== DATA FOR THIS EXERCISE ==
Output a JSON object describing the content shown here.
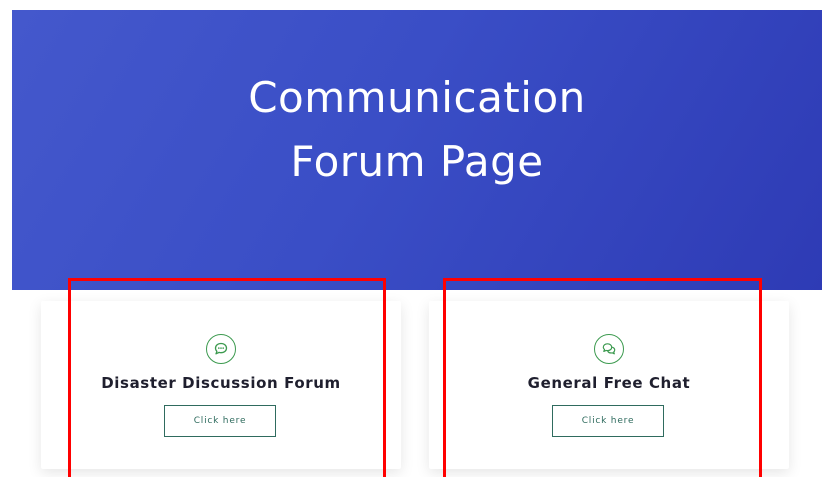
{
  "hero": {
    "title_line1": "Communication",
    "title_line2": "Forum Page",
    "background": "#3a4ec6"
  },
  "cards": [
    {
      "icon": "chat-bubble-icon",
      "title": "Disaster Discussion Forum",
      "button_label": "Click here"
    },
    {
      "icon": "two-chat-bubbles-icon",
      "title": "General Free Chat",
      "button_label": "Click here"
    }
  ],
  "colors": {
    "accent_icon": "#3c9a4f",
    "button_border": "#2f6b5e",
    "highlight": "#ff0000"
  }
}
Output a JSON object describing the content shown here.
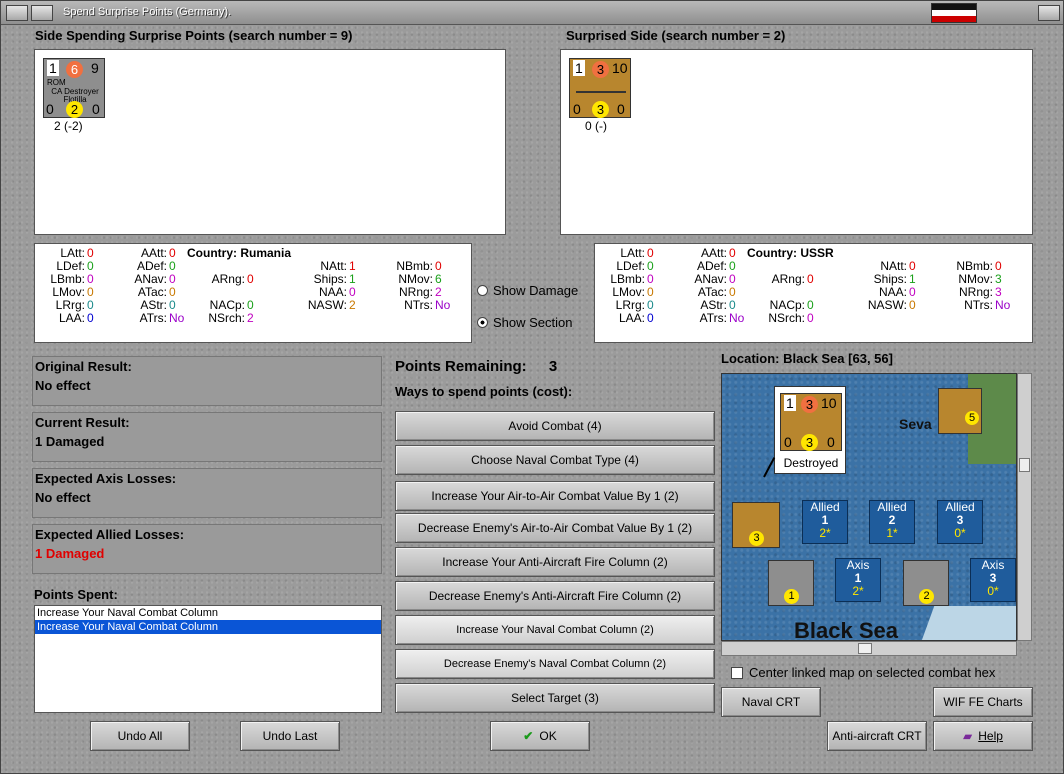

== GOAL OF THE EXERCISE ==
Omit all pictures while transcribing the entries verbatim.

== ANSWER TO THE PROBLEM ==
Output a JSON object describing the content shown here.
{
  "hero": {
    "title_line1": "Communication",
    "title_line2": "Forum Page",
    "background": "#3a4ec6"
  },
  "cards": [
    {
      "icon": "chat-bubble-icon",
      "title": "Disaster Discussion Forum",
      "button_label": "Click here"
    },
    {
      "icon": "two-chat-bubbles-icon",
      "title": "General Free Chat",
      "button_label": "Click here"
    }
  ],
  "colors": {
    "accent_icon": "#3c9a4f",
    "button_border": "#2f6b5e",
    "highlight": "#ff0000"
  }
}
Output a JSON object describing the content shown here.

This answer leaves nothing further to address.